**TASK OBJECTIVE**
Take from the listing each line that has the string "我们具有不同的身份".

Collected data entries:
....
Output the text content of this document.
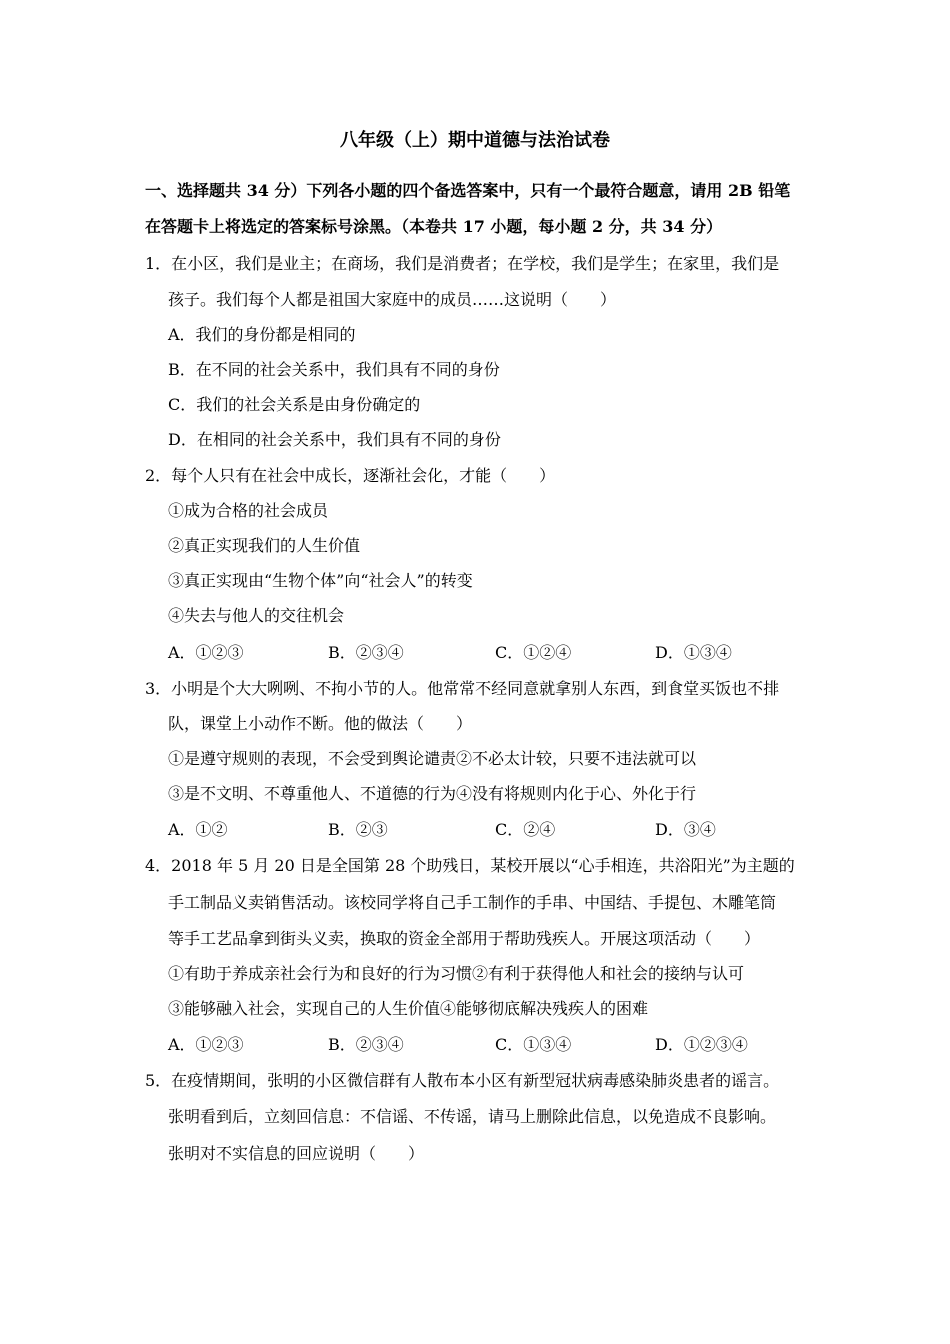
八年级（上）期中道德与法治试卷
一、选择题共 34 分）下列各小题的四个备选答案中，只有一个最符合题意，请用 2B 铅笔
在答题卡上将选定的答案标号涂黑。（本卷共 17 小题，每小题 2 分，共 34 分）
1．在小区，我们是业主；在商场，我们是消费者；在学校，我们是学生；在家里，我们是
孩子。我们每个人都是祖国大家庭中的成员……这说明（　　）
A．我们的身份都是相同的
B．在不同的社会关系中，我们具有不同的身份
C．我们的社会关系是由身份确定的
D．在相同的社会关系中，我们具有不同的身份
2．每个人只有在社会中成长，逐渐社会化，才能（　　）
①成为合格的社会成员
②真正实现我们的人生价值
③真正实现由“生物个体”向“社会人”的转变
④失去与他人的交往机会
A．①②③	B．②③④	C．①②④	D．①③④
3．小明是个大大咧咧、不拘小节的人。他常常不经同意就拿别人东西，到食堂买饭也不排
队，课堂上小动作不断。他的做法（　　）
①是遵守规则的表现，不会受到舆论谴责②不必太计较，只要不违法就可以
③是不文明、不尊重他人、不道德的行为④没有将规则内化于心、外化于行
A．①②	B．②③	C．②④	D．③④
4．2018 年 5 月 20 日是全国第 28 个助残日，某校开展以“心手相连，共浴阳光”为主题的
手工制品义卖销售活动。该校同学将自己手工制作的手串、中国结、手提包、木雕笔筒
等手工艺品拿到街头义卖，换取的资金全部用于帮助残疾人。开展这项活动（　　）
①有助于养成亲社会行为和良好的行为习惯②有利于获得他人和社会的接纳与认可
③能够融入社会，实现自己的人生价值④能够彻底解决残疾人的困难
A．①②③	B．②③④	C．①③④	D．①②③④
5．在疫情期间，张明的小区微信群有人散布本小区有新型冠状病毒感染肺炎患者的谣言。
张明看到后，立刻回信息：不信谣、不传谣，请马上删除此信息，以免造成不良影响。
张明对不实信息的回应说明（　　）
....
**SOLUTION TO THIS TASK**
B．在不同的社会关系中，我们具有不同的身份
D．在相同的社会关系中，我们具有不同的身份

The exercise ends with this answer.